▸ **What you need to do**: Count how many lines below include the string "Beske", and give that number without anything else.

▸ **Dataset content**:

──────────

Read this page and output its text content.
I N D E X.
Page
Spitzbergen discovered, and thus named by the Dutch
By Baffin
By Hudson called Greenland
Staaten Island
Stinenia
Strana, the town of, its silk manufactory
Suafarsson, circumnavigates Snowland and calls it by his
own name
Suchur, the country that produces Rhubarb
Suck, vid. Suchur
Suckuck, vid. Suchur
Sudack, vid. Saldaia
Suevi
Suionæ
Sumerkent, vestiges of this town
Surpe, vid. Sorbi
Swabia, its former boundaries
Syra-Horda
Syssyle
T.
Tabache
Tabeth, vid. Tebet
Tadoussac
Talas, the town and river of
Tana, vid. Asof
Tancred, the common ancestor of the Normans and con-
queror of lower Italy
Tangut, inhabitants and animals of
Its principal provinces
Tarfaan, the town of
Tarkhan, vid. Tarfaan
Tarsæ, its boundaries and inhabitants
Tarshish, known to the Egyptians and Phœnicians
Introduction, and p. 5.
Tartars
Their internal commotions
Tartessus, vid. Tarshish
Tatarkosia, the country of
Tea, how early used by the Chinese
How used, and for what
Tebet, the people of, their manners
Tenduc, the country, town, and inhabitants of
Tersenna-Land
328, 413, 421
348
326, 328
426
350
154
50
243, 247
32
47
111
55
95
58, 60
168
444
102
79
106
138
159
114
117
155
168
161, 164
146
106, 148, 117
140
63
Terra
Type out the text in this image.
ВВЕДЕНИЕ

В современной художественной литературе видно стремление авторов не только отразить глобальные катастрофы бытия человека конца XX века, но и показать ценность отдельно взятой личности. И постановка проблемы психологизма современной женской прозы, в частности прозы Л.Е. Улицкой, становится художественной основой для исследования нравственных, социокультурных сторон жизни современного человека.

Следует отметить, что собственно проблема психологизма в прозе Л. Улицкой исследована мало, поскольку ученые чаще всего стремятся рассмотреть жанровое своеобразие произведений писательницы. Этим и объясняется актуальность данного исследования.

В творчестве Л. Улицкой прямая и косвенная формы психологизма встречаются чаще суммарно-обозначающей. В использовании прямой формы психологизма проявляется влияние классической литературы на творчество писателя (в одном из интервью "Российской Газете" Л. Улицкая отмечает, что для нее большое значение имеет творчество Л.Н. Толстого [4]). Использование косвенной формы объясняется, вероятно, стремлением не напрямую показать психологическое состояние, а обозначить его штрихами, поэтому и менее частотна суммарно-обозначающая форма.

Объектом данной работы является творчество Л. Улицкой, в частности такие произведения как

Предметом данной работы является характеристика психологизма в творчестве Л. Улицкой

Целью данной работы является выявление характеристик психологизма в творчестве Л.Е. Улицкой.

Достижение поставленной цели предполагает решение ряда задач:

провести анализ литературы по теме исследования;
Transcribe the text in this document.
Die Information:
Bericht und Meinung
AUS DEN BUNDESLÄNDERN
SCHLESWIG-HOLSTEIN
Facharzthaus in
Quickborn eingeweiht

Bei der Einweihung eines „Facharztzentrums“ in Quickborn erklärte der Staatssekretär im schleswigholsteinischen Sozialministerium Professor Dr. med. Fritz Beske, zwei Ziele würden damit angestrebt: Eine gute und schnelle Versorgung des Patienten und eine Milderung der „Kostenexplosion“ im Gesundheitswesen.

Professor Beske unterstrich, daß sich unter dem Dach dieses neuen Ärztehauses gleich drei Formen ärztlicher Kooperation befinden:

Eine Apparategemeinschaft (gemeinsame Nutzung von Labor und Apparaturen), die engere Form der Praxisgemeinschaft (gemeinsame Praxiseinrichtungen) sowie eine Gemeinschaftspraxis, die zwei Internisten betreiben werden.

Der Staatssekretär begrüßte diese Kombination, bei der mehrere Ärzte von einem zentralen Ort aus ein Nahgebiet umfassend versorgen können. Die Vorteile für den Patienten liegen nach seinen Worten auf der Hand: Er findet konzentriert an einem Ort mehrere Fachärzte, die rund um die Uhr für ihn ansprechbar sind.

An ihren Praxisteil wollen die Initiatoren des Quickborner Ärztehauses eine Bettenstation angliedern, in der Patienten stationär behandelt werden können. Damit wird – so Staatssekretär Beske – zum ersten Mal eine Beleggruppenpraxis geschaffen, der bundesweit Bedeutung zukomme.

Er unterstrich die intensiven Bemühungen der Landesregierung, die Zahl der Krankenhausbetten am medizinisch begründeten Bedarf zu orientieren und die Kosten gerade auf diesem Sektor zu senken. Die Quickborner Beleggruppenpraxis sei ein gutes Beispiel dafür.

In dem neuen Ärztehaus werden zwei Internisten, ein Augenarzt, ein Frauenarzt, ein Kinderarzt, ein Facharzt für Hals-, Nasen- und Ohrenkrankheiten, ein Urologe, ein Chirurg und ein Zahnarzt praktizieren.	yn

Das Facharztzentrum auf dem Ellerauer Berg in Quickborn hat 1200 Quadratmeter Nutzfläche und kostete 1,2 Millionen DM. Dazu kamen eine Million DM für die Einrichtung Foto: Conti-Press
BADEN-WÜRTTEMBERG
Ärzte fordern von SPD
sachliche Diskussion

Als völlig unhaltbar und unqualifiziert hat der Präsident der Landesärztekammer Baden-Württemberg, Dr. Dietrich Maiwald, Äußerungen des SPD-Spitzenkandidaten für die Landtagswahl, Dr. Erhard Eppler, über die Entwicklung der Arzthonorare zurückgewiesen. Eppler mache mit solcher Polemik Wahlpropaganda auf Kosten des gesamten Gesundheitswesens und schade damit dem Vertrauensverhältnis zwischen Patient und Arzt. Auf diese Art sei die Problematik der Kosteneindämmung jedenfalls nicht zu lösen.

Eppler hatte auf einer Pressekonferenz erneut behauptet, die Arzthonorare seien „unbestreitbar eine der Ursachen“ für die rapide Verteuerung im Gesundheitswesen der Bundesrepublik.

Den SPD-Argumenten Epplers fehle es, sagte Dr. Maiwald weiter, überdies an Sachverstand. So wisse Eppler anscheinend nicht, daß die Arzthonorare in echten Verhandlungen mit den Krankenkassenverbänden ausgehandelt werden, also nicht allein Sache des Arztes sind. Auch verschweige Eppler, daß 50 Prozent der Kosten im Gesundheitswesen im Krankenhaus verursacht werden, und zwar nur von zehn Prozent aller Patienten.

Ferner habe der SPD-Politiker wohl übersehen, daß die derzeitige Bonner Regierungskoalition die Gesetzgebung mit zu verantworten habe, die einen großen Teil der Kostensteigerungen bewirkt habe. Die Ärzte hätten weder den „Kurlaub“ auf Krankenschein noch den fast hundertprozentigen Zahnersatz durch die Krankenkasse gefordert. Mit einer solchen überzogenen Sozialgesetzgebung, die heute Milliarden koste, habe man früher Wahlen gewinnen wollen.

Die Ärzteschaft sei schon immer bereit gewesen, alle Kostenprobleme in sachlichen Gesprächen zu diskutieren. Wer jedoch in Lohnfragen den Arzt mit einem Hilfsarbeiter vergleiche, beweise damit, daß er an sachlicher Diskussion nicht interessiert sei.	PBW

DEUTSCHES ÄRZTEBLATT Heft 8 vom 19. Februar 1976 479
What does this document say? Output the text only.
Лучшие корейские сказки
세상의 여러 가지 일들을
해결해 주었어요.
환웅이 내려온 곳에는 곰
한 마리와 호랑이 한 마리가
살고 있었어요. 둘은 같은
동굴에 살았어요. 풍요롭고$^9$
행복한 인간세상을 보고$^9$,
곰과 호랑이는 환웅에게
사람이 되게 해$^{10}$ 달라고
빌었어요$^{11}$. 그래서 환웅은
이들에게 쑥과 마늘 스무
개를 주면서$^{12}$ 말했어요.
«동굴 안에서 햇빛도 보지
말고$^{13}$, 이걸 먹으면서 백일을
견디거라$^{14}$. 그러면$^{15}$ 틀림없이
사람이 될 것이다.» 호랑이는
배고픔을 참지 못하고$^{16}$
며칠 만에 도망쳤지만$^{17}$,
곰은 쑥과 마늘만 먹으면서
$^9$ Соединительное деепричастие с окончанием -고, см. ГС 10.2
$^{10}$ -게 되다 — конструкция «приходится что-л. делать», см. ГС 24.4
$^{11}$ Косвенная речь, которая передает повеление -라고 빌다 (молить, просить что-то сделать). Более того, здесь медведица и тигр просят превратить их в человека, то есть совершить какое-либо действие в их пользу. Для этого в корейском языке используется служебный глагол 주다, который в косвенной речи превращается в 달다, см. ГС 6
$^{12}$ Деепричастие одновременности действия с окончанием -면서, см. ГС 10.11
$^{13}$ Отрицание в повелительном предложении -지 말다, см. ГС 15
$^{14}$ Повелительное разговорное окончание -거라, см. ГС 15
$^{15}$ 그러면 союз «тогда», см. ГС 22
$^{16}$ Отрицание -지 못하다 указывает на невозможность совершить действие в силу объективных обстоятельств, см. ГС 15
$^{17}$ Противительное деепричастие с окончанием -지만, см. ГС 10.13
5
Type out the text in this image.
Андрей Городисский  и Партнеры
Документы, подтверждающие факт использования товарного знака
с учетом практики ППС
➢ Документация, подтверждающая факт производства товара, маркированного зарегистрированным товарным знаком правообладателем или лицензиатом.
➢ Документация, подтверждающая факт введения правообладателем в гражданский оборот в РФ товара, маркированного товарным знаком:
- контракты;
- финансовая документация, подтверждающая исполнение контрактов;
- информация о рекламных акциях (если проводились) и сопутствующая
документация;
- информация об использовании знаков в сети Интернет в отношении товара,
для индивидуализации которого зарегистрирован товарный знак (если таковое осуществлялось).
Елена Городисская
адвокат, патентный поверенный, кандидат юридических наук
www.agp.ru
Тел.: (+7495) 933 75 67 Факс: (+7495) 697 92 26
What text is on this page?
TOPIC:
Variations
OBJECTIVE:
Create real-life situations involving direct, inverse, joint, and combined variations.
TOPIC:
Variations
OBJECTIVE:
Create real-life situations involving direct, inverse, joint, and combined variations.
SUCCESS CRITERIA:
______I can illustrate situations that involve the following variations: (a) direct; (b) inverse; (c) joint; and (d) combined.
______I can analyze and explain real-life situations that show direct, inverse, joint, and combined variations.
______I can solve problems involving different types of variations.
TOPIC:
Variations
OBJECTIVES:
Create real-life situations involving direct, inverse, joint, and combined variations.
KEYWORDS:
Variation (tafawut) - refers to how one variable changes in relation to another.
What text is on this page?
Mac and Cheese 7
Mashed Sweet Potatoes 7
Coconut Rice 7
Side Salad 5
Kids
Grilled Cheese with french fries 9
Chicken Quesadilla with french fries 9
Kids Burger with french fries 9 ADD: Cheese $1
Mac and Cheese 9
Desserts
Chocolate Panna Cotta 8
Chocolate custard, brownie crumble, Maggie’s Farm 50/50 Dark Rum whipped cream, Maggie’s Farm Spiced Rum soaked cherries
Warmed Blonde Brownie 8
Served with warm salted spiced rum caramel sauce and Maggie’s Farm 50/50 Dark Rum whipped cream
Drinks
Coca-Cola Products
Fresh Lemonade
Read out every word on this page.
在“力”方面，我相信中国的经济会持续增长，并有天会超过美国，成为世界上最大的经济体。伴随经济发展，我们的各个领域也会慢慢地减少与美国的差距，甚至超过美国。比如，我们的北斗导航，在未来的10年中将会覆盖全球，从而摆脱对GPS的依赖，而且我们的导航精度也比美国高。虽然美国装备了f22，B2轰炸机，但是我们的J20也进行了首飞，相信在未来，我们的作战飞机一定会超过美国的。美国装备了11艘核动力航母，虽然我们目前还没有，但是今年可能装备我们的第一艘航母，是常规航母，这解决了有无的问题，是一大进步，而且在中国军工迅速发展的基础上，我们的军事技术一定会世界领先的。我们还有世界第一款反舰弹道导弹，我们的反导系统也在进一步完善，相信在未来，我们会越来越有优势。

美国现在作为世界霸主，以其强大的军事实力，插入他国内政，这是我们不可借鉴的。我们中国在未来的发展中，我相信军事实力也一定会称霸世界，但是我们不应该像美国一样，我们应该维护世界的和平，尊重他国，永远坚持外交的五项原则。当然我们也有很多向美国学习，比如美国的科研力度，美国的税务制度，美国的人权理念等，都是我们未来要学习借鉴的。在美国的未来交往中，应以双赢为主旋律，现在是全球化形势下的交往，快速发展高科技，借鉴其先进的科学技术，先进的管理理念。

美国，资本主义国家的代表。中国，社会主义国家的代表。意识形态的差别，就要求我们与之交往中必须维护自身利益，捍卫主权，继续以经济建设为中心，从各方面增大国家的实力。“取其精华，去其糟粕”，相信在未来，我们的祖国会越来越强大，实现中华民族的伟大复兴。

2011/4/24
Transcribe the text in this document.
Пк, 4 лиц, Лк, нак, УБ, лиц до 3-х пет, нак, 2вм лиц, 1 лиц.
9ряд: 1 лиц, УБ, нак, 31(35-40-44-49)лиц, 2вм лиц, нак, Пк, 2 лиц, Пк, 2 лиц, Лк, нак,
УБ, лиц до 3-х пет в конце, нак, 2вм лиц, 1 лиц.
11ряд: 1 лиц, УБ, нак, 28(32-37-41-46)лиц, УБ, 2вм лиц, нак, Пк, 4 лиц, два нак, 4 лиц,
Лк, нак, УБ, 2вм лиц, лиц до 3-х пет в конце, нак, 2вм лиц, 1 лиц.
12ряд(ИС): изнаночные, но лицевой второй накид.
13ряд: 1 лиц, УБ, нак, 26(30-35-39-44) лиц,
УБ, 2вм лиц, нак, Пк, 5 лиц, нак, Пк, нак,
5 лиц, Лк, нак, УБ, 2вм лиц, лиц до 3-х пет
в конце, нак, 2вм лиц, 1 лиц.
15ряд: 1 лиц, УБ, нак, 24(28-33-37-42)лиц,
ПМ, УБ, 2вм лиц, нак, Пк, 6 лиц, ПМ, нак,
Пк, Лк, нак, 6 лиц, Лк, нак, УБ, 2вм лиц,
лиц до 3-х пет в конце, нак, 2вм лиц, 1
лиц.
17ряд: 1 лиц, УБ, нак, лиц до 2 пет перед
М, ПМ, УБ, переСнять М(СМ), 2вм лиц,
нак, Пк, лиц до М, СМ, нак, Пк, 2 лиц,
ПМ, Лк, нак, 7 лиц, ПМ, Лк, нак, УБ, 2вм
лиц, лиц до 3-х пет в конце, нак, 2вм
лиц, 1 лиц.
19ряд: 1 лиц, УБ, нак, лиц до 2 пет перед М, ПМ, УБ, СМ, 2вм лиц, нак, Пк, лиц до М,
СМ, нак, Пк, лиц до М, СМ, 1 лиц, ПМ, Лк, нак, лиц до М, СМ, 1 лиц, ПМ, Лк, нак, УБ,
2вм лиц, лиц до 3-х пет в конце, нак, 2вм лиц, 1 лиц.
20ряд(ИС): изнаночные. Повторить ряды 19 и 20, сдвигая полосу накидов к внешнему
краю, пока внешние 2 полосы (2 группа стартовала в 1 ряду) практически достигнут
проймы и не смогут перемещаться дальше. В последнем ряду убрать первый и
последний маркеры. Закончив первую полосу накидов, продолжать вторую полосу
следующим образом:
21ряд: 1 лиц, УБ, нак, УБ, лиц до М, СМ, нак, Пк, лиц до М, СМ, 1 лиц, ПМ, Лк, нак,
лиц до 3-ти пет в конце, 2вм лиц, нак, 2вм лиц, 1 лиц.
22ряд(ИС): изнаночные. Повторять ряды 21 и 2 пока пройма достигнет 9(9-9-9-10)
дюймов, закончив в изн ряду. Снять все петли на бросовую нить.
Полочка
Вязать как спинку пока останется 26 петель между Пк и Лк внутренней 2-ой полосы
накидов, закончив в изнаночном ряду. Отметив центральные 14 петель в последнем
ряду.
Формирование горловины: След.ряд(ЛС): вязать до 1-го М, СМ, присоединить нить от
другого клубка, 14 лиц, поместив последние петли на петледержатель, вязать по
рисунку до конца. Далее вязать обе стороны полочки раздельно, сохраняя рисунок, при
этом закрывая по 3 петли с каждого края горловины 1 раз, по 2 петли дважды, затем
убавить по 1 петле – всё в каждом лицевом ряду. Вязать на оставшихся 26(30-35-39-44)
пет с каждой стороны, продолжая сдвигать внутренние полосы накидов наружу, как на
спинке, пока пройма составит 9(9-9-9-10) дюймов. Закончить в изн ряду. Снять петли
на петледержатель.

──────────

▸ **Written solution**: 3